[STATED TASK] Each record below is to be copied word for word, with pictures removed.

[DATA EXCERPTS]
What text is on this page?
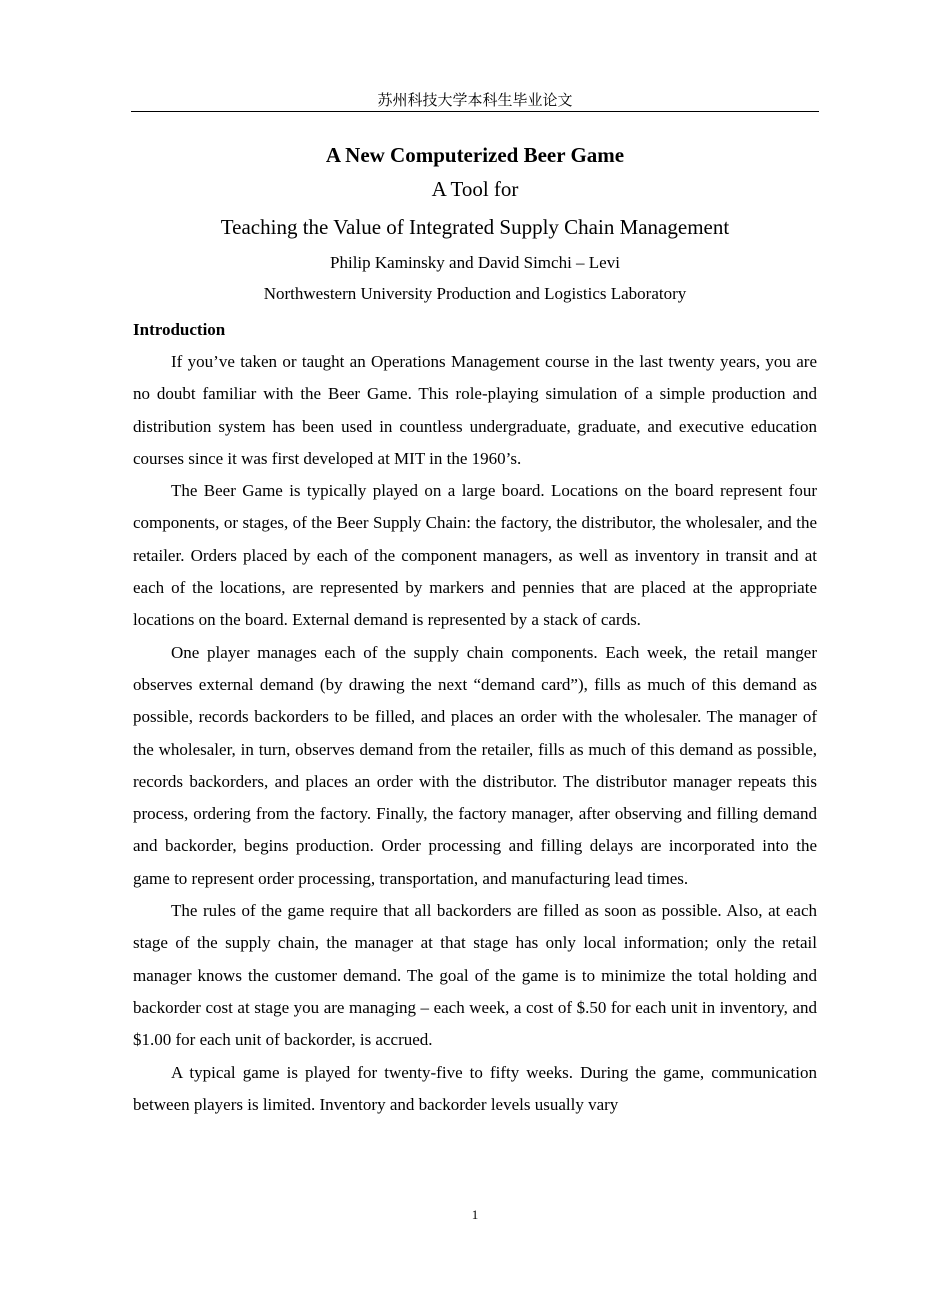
苏州科技大学本科生毕业论文

A New Computerized Beer Game

A Tool for

Teaching the Value of Integrated Supply Chain Management

Philip Kaminsky and David Simchi – Levi

Northwestern University Production and Logistics Laboratory

Introduction

If you’ve taken or taught an Operations Management course in the last twenty years, you are no doubt familiar with the Beer Game. This role-playing simulation of a simple production and distribution system has been used in countless undergraduate, graduate, and executive education courses since it was first developed at MIT in the 1960’s.

The Beer Game is typically played on a large board. Locations on the board represent four components, or stages, of the Beer Supply Chain: the factory, the distributor, the wholesaler, and the retailer. Orders placed by each of the component managers, as well as inventory in transit and at each of the locations, are represented by markers and pennies that are placed at the appropriate locations on the board. External demand is represented by a stack of cards.

One player manages each of the supply chain components. Each week, the retail manger observes external demand (by drawing the next “demand card”), fills as much of this demand as possible, records backorders to be filled, and places an order with the wholesaler. The manager of the wholesaler, in turn, observes demand from the retailer, fills as much of this demand as possible, records backorders, and places an order with the distributor. The distributor manager repeats this process, ordering from the factory. Finally, the factory manager, after observing and filling demand and backorder, begins production. Order processing and filling delays are incorporated into the game to represent order processing, transportation, and manufacturing lead times.

The rules of the game require that all backorders are filled as soon as possible. Also, at each stage of the supply chain, the manager at that stage has only local information; only the retail manager knows the customer demand. The goal of the game is to minimize the total holding and backorder cost at stage you are managing – each week, a cost of $.50 for each unit in inventory, and $1.00 for each unit of backorder, is accrued.

A typical game is played for twenty-five to fifty weeks. During the game, communication between players is limited. Inventory and backorder levels usually vary

1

[ANSWER TO THE EXERCISE]
What text is on this page?
苏州科技大学本科生毕业论文

A New Computerized Beer Game

A Tool for

Teaching the Value of Integrated Supply Chain Management

Philip Kaminsky and David Simchi – Levi

Northwestern University Production and Logistics Laboratory

Introduction

If you’ve taken or taught an Operations Management course in the last twenty years, you are no doubt familiar with the Beer Game. This role-playing simulation of a simple production and distribution system has been used in countless undergraduate, graduate, and executive education courses since it was first developed at MIT in the 1960’s.

The Beer Game is typically played on a large board. Locations on the board represent four components, or stages, of the Beer Supply Chain: the factory, the distributor, the wholesaler, and the retailer. Orders placed by each of the component managers, as well as inventory in transit and at each of the locations, are represented by markers and pennies that are placed at the appropriate locations on the board. External demand is represented by a stack of cards.

One player manages each of the supply chain components. Each week, the retail manger observes external demand (by drawing the next “demand card”), fills as much of this demand as possible, records backorders to be filled, and places an order with the wholesaler. The manager of the wholesaler, in turn, observes demand from the retailer, fills as much of this demand as possible, records backorders, and places an order with the distributor. The distributor manager repeats this process, ordering from the factory. Finally, the factory manager, after observing and filling demand and backorder, begins production. Order processing and filling delays are incorporated into the game to represent order processing, transportation, and manufacturing lead times.

The rules of the game require that all backorders are filled as soon as possible. Also, at each stage of the supply chain, the manager at that stage has only local information; only the retail manager knows the customer demand. The goal of the game is to minimize the total holding and backorder cost at stage you are managing – each week, a cost of $.50 for each unit in inventory, and $1.00 for each unit of backorder, is accrued.

A typical game is played for twenty-five to fifty weeks. During the game, communication between players is limited. Inventory and backorder levels usually vary

1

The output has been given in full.